本発明は、散水ろ床の洗浄方法に関するものである。
従来、水処理システムにおいて、微生物を担持させたろ材からなるろ材層に対して被処理水を散布し、ろ材層に存在する微生物によって被処理水中の有機物等を好気的に生物処理する散水ろ床が用いられている。
ここで、散水ろ床には、被処理水の処理を継続していると、ろ材に対して付着した生物膜が過剰に厚くなり、厚膜化した汚泥様の生物膜がろ材間の空隙を閉塞してしまい、散水ろ床の水処理機能を低下させる虞があった。また、散水ろ床には、散水ろ床内でろ床蠅やサカマキ貝が生育して、これらがろ材表面等に形成された生物膜を食べてしまい、結果的に散水ろ床の水処理機能が低下する虞があった。そのため、散水ろ床を用いた水処理システムでは、被処理水の効率的な処理を継続的に実施するために、適切な時期にろ材層を洗浄し、過剰に厚膜化した生物膜、汚泥、蠅の卵及び幼虫、並びに、貝及びその卵等をろ床から排除することが必要となる。
従来、散水ろ床における悪臭及びろ床蠅等の発生の問題に対し、ろ材層を構成するろ材を、所定のタイミングで撹拌洗浄し、ろ材層に捕捉された固形物、並びに、ろ材に付着したろ床蠅の卵及び幼虫をろ材層から除去することで、悪臭及びろ床蠅の発生を抑制する方法が提案されている(例えば、特許文献1参照)。特許文献1には、水処理能力が所定の閾値以下に低下した場合、及び/又は、所定時間毎に、ろ材層を構成するろ材を撹拌洗浄することで、ろ材層からの悪臭及びろ床蠅の発生を抑制する思想が開示されている。
- - -
課題 1 ▸ 散水ろ床の洗浄に関する本文において、適切な時期にろ材層を洗浄してろ床から排除する必要があると述べられているものを、すべて挙げてください。
- - -
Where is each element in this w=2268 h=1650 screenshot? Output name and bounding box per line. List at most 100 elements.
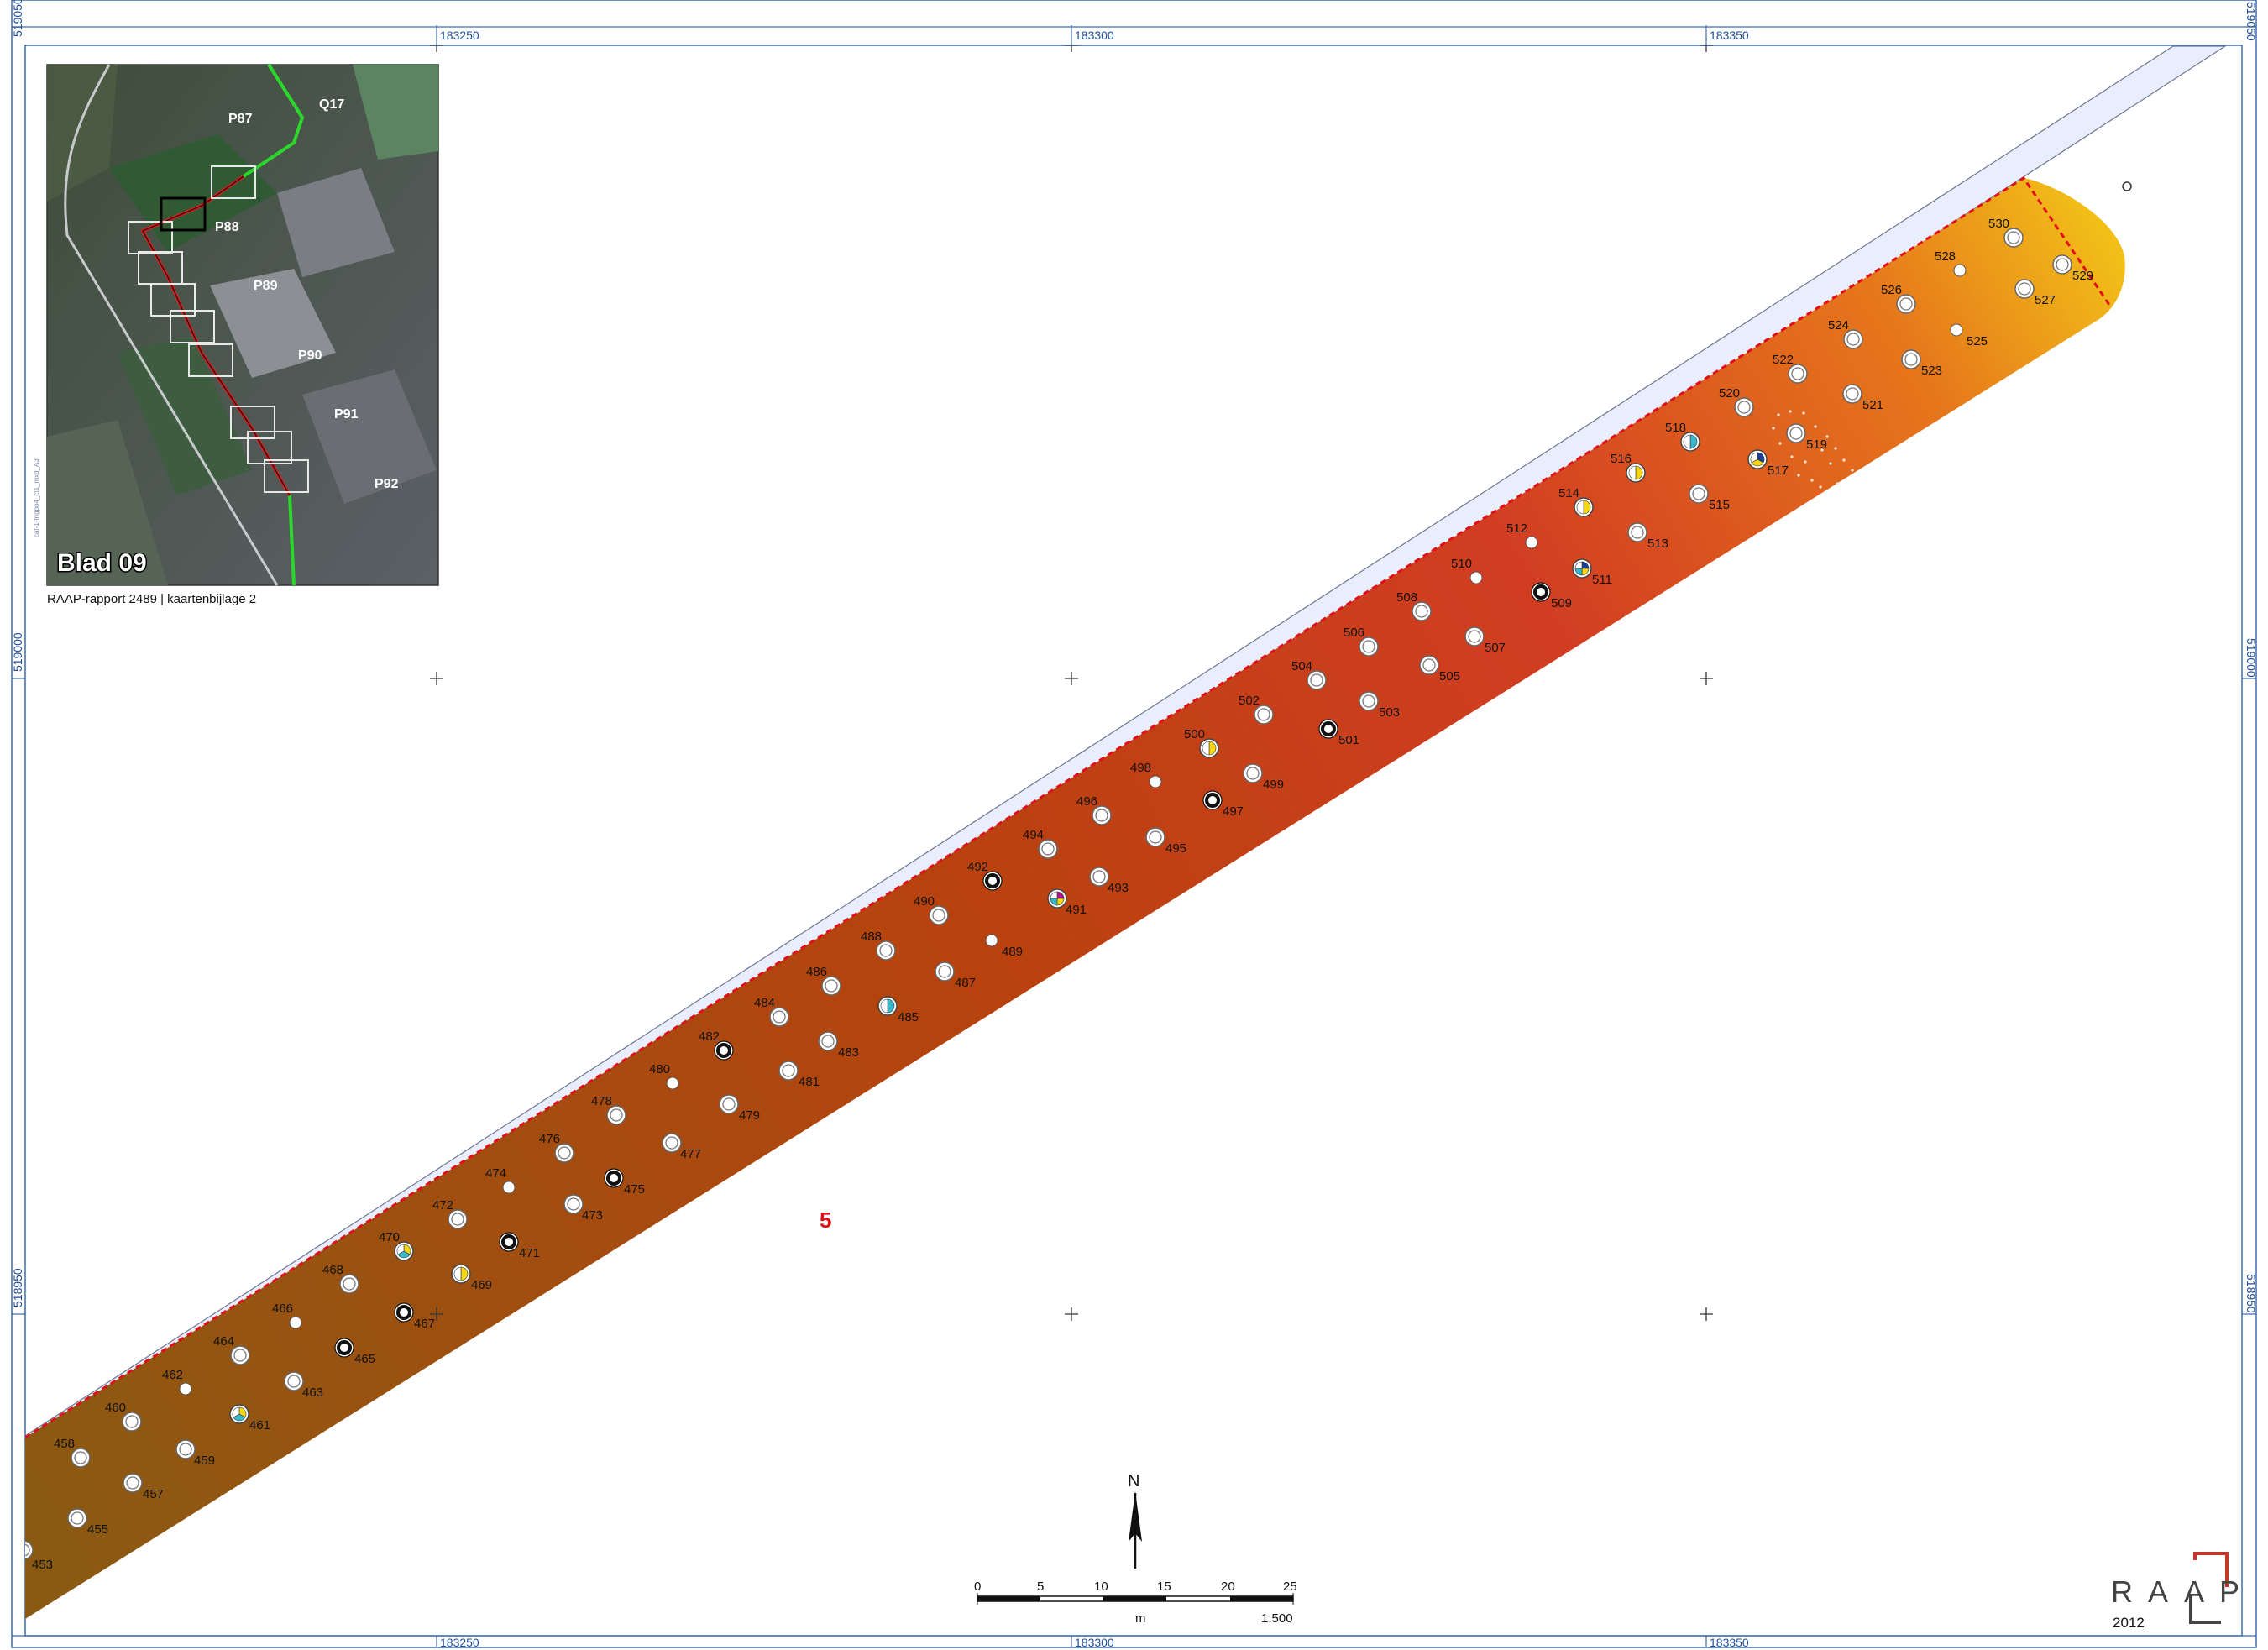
logo-year: 2012 [2113,1615,2145,1631]
borehole-label-527: 527 [2035,293,2056,307]
borehole-475: 475 [604,1168,645,1197]
inset-parcel-p90: P90 [298,348,322,363]
borehole-label-466: 466 [272,1302,293,1316]
inset-parcel-p88: P88 [215,220,239,234]
inset-current-sheet [160,196,207,232]
borehole-517: 517 [1747,449,1789,478]
borehole-label-501: 501 [1338,733,1359,747]
coord-right-2: 519000 [2244,638,2258,678]
borehole-label-488: 488 [861,930,882,944]
borehole-label-510: 510 [1451,557,1472,571]
raap-logo: R A A P 2012 [2111,1552,2239,1631]
borehole-label-464: 464 [213,1334,234,1349]
borehole-495: 495 [1145,827,1186,856]
borehole-label-528: 528 [1935,249,1956,264]
coord-bottom-2: 183300 [1075,1636,1114,1649]
inset-parcel-p92: P92 [375,477,399,491]
borehole-458: 458 [54,1437,91,1468]
borehole-label-457: 457 [143,1487,164,1501]
zone-boundary [25,175,2113,1439]
borehole-484: 484 [754,996,789,1027]
borehole-label-530: 530 [1988,217,2009,231]
borehole-label-477: 477 [680,1147,701,1161]
borehole-label-472: 472 [432,1198,453,1213]
grid-crosses [430,45,1713,1321]
borehole-491: 491 [1047,888,1087,917]
borehole-label-498: 498 [1130,761,1151,775]
borehole-489: 489 [985,934,1023,959]
borehole-label-479: 479 [739,1108,760,1123]
borehole-label-522: 522 [1773,353,1794,367]
borehole-label-526: 526 [1881,283,1902,297]
borehole-label-484: 484 [754,996,775,1010]
borehole-494: 494 [1023,828,1058,859]
inset-map: Q17 P87 P88 P89 P90 P91 P92 Blad 09 cat-… [33,63,439,606]
borehole-513: 513 [1627,522,1668,551]
logo-letter-a1: A [2148,1574,2168,1609]
borehole-label-490: 490 [914,894,935,909]
trench-zone [25,178,2125,1619]
borehole-label-489: 489 [1002,945,1023,959]
borehole-486: 486 [806,965,841,996]
outer-frame [11,0,2257,1648]
borehole-466: 466 [272,1302,302,1329]
borehole-label-478: 478 [591,1094,612,1108]
borehole-label-513: 513 [1647,537,1668,551]
coord-left-1: 519050 [11,0,24,37]
north-arrow: N [1128,1472,1142,1569]
scale-tick-10: 10 [1094,1579,1108,1594]
scale-bar: 0 5 10 15 20 25 m 1:500 [974,1579,1297,1626]
borehole-label-468: 468 [322,1263,343,1277]
borehole-510: 510 [1451,557,1483,584]
borehole-label-465: 465 [354,1352,375,1366]
scale-ratio: 1:500 [1261,1611,1293,1626]
borehole-529: 529 [2052,254,2093,283]
borehole-label-471: 471 [519,1246,540,1260]
borehole-488: 488 [861,930,896,961]
borehole-label-515: 515 [1709,498,1730,512]
borehole-478: 478 [591,1094,626,1125]
borehole-459: 459 [175,1439,215,1468]
borehole-482: 482 [699,1029,734,1061]
borehole-label-512: 512 [1506,521,1527,536]
borehole-label-520: 520 [1719,386,1740,401]
borehole-506: 506 [1344,626,1379,657]
borehole-layer: 453 455 457 458 459 460 461 462 463 464 465 466 467 4… [25,217,2093,1572]
borehole-label-495: 495 [1165,841,1186,856]
borehole-label-529: 529 [2072,269,2093,283]
borehole-label-492: 492 [967,860,988,874]
borehole-485: 485 [877,996,919,1024]
borehole-503: 503 [1359,691,1400,720]
borehole-522: 522 [1773,353,1808,384]
borehole-label-480: 480 [649,1062,670,1076]
borehole-457: 457 [123,1473,164,1501]
borehole-507: 507 [1464,626,1506,655]
borehole-516: 516 [1611,452,1646,483]
outlier-point [2122,181,2132,191]
borehole-label-519: 519 [1806,437,1827,452]
borehole-label-474: 474 [485,1166,506,1181]
borehole-528: 528 [1935,249,1967,277]
borehole-label-491: 491 [1066,903,1087,917]
borehole-480: 480 [649,1062,679,1090]
borehole-500: 500 [1184,727,1219,758]
borehole-label-469: 469 [471,1278,492,1292]
borehole-label-525: 525 [1967,334,1988,348]
borehole-481: 481 [778,1061,820,1089]
coord-bottom-3: 183350 [1710,1636,1749,1649]
borehole-label-473: 473 [582,1208,603,1223]
borehole-499: 499 [1243,763,1284,792]
borehole-504: 504 [1291,659,1327,690]
borehole-label-502: 502 [1239,694,1260,708]
borehole-524: 524 [1828,318,1863,349]
scale-tick-5: 5 [1037,1579,1044,1594]
borehole-492: 492 [967,860,1003,891]
borehole-455: 455 [67,1508,108,1537]
borehole-520: 520 [1719,386,1754,417]
borehole-label-476: 476 [539,1132,560,1146]
borehole-476: 476 [539,1132,574,1163]
coord-left-2: 519000 [11,632,24,672]
borehole-label-475: 475 [624,1182,645,1197]
borehole-label-470: 470 [379,1230,400,1244]
scale-tick-20: 20 [1221,1579,1235,1594]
- - -
課題 2 ▸ レコードのうち、「logo-year: 2012 [2113,1615,2145,1631]」を含む行から「borehole-517: 517 [1747,449,1789,478]」を含む行までを、両端の行を含めて一字一句違えずに書き写してください。

模範解答 1 ▸
- 過剰に厚膜化した生物膜
- 汚泥
- 蠅の卵及び幼虫
- 貝及びその卵

模範解答 2 ▸
logo-year: 2012 [2113,1615,2145,1631]
borehole-label-527: 527 [2035,293,2056,307]
borehole-475: 475 [604,1168,645,1197]
inset-parcel-p90: P90 [298,348,322,363]
borehole-label-466: 466 [272,1302,293,1316]
inset-parcel-p88: P88 [215,220,239,234]
inset-current-sheet [160,196,207,232]
borehole-517: 517 [1747,449,1789,478]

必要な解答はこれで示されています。